Records excerpted from a collection:

============

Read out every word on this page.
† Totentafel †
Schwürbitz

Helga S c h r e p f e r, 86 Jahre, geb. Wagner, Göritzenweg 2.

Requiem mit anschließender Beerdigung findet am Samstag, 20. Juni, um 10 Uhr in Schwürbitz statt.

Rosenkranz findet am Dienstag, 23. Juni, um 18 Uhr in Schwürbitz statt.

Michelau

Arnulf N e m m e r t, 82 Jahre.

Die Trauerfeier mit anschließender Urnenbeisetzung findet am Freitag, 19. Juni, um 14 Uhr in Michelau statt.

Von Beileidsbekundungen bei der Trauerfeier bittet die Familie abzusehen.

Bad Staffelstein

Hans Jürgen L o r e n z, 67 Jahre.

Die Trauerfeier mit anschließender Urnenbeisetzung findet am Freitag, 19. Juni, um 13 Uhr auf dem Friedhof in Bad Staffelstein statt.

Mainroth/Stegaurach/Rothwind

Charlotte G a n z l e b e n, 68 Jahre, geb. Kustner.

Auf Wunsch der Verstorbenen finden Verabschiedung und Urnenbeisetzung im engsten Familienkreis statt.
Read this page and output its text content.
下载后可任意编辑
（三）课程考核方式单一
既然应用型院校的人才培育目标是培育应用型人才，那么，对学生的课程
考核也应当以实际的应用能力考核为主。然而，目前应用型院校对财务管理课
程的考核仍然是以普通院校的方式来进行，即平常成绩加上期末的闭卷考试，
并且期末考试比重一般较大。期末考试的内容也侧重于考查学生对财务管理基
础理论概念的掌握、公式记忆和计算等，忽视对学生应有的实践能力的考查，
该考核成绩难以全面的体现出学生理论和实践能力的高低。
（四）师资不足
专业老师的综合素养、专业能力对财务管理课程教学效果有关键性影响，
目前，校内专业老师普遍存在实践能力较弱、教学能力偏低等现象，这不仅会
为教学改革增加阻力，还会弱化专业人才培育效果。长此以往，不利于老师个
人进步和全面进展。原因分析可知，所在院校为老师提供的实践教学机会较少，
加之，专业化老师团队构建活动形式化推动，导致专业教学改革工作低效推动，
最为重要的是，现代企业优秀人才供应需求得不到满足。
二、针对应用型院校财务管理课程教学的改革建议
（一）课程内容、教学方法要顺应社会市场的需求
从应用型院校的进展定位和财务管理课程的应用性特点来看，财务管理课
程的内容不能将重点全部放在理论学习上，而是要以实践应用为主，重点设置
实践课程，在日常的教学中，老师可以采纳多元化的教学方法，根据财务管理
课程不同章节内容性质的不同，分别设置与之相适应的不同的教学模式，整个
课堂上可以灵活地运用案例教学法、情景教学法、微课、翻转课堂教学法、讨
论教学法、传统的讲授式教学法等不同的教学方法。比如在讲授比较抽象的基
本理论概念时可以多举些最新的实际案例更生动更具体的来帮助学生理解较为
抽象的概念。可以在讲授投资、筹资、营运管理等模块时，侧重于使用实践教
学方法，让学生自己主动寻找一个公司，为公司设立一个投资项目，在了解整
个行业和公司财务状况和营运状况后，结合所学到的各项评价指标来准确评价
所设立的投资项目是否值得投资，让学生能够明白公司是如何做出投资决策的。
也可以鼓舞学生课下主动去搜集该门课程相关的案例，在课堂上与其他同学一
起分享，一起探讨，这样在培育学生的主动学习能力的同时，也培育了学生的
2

============

• Task directions
Reproduce the full listing above, character for character.

• Worked solution
Read out every word on this page.
† Totentafel †
Schwürbitz

Helga S c h r e p f e r, 86 Jahre, geb. Wagner, Göritzenweg 2.

Requiem mit anschließender Beerdigung findet am Samstag, 20. Juni, um 10 Uhr in Schwürbitz statt.

Rosenkranz findet am Dienstag, 23. Juni, um 18 Uhr in Schwürbitz statt.

Michelau

Arnulf N e m m e r t, 82 Jahre.

Die Trauerfeier mit anschließender Urnenbeisetzung findet am Freitag, 19. Juni, um 14 Uhr in Michelau statt.

Von Beileidsbekundungen bei der Trauerfeier bittet die Familie abzusehen.

Bad Staffelstein

Hans Jürgen L o r e n z, 67 Jahre.

Die Trauerfeier mit anschließender Urnenbeisetzung findet am Freitag, 19. Juni, um 13 Uhr auf dem Friedhof in Bad Staffelstein statt.

Mainroth/Stegaurach/Rothwind

Charlotte G a n z l e b e n, 68 Jahre, geb. Kustner.

Auf Wunsch der Verstorbenen finden Verabschiedung und Urnenbeisetzung im engsten Familienkreis statt.
Read this page and output its text content.
下载后可任意编辑
（三）课程考核方式单一
既然应用型院校的人才培育目标是培育应用型人才，那么，对学生的课程
考核也应当以实际的应用能力考核为主。然而，目前应用型院校对财务管理课
程的考核仍然是以普通院校的方式来进行，即平常成绩加上期末的闭卷考试，
并且期末考试比重一般较大。期末考试的内容也侧重于考查学生对财务管理基
础理论概念的掌握、公式记忆和计算等，忽视对学生应有的实践能力的考查，
该考核成绩难以全面的体现出学生理论和实践能力的高低。
（四）师资不足
专业老师的综合素养、专业能力对财务管理课程教学效果有关键性影响，
目前，校内专业老师普遍存在实践能力较弱、教学能力偏低等现象，这不仅会
为教学改革增加阻力，还会弱化专业人才培育效果。长此以往，不利于老师个
人进步和全面进展。原因分析可知，所在院校为老师提供的实践教学机会较少，
加之，专业化老师团队构建活动形式化推动，导致专业教学改革工作低效推动，
最为重要的是，现代企业优秀人才供应需求得不到满足。
二、针对应用型院校财务管理课程教学的改革建议
（一）课程内容、教学方法要顺应社会市场的需求
从应用型院校的进展定位和财务管理课程的应用性特点来看，财务管理课
程的内容不能将重点全部放在理论学习上，而是要以实践应用为主，重点设置
实践课程，在日常的教学中，老师可以采纳多元化的教学方法，根据财务管理
课程不同章节内容性质的不同，分别设置与之相适应的不同的教学模式，整个
课堂上可以灵活地运用案例教学法、情景教学法、微课、翻转课堂教学法、讨
论教学法、传统的讲授式教学法等不同的教学方法。比如在讲授比较抽象的基
本理论概念时可以多举些最新的实际案例更生动更具体的来帮助学生理解较为
抽象的概念。可以在讲授投资、筹资、营运管理等模块时，侧重于使用实践教
学方法，让学生自己主动寻找一个公司，为公司设立一个投资项目，在了解整
个行业和公司财务状况和营运状况后，结合所学到的各项评价指标来准确评价
所设立的投资项目是否值得投资，让学生能够明白公司是如何做出投资决策的。
也可以鼓舞学生课下主动去搜集该门课程相关的案例，在课堂上与其他同学一
起分享，一起探讨，这样在培育学生的主动学习能力的同时，也培育了学生的
2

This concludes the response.